> **Consigne**
Recopiez à l'identique le passage de l'article sur le vote du moindre mal qui va de « Au fil des différentes » à « en ces occasions. », ces deux bornes comprises.

=== Article ===

Contre la religion du moindre mal électoral

, par Alain Brossat


La religion du moindre mal en matière de participation au vote n’est pas un effet d’une crise conjoncturelle de la démocratie de représentation, elle est enracinée au cœur de ce dispositif de pouvoir, et spécialement de la démocratie présidentielle en vigueur chez nous depuis 1958, combinée avec la « démocratie du public ».
En effet : plus on se rapproche du moment décisif supposé que constitue le paroxysme du cérémonial et du rite électoraux (donc, dans les conditions françaises, le second tour de la Présidentielle), et plus l’on est conduit, de par l’implacable logique du dispositif général, à se prononcer, sur un mode relativiste, plutôt négatif que positif et toujours désenchanté, en faveur du candidat dont la position nous paraît la moins éloignée de la nôtre propre. C’est là le fondement de la philosophie du vote , comme philosophie du moindre mal, en démocratie libérale. Cette notion du moindre mal est d’ailleurs inscrite au cœur de la philosophie du libéralisme tout court.

Au fil des différentes « sélections » (primaires, premier tour...), le supposé citoyen en situation de voteur voit s’éloigner toute possibilité que se présente une adéquation effective entre sa position propre et celle qu’est censé incarner et promouvoir le candidat en faveur duquel il va être conduit à opter au moment de glisser son bulletin dans l’urne. Ce geste, il l’effectuera donc toujours aux conditions de toute cette série de restrictions, de frustrations, de mécontentements qu’expriment les « malgré tout », « quand même », « finalement », « en dernier recours » qui s’énoncent rituellement en ces occasions.

=== Lignes recensées ===

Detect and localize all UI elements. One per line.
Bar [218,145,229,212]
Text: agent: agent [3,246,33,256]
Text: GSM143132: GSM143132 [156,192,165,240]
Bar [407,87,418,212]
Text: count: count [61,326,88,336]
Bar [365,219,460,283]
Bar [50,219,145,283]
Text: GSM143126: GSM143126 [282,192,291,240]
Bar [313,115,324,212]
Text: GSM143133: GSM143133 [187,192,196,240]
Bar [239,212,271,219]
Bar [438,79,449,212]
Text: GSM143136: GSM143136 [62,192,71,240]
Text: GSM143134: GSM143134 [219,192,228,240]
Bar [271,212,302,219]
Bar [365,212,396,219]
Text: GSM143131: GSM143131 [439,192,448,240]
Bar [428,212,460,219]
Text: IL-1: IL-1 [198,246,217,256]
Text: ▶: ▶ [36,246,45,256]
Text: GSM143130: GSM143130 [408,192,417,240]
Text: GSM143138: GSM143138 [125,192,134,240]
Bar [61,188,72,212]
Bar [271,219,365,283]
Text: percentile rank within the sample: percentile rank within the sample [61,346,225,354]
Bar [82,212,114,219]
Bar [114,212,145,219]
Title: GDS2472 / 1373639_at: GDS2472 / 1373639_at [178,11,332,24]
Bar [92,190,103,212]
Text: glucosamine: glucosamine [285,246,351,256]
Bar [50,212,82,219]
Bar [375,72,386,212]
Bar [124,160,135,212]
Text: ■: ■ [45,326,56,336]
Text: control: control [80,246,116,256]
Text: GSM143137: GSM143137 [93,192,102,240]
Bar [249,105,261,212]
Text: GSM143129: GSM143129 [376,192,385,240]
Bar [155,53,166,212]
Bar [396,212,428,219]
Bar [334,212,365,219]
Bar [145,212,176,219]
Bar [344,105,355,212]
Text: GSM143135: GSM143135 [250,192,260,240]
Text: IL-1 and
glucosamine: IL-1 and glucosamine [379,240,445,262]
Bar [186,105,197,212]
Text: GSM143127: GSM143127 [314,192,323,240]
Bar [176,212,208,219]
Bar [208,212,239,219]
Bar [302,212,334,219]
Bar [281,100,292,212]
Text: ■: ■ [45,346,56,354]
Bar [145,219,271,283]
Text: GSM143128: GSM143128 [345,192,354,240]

===

> **Corrigé**
Au fil des différentes « sélections » (primaires, premier tour...), le supposé citoyen en situation de voteur voit s’éloigner toute possibilité que se présente une adéquation effective entre sa position propre et celle qu’est censé incarner et promouvoir le candidat en faveur duquel il va être conduit à opter au moment de glisser son bulletin dans l’urne. Ce geste, il l’effectuera donc toujours aux conditions de toute cette série de restrictions, de frustrations, de mécontentements qu’expriment les « malgré tout », « quand même », « finalement », « en dernier recours » qui s’énoncent rituellement en ces occasions.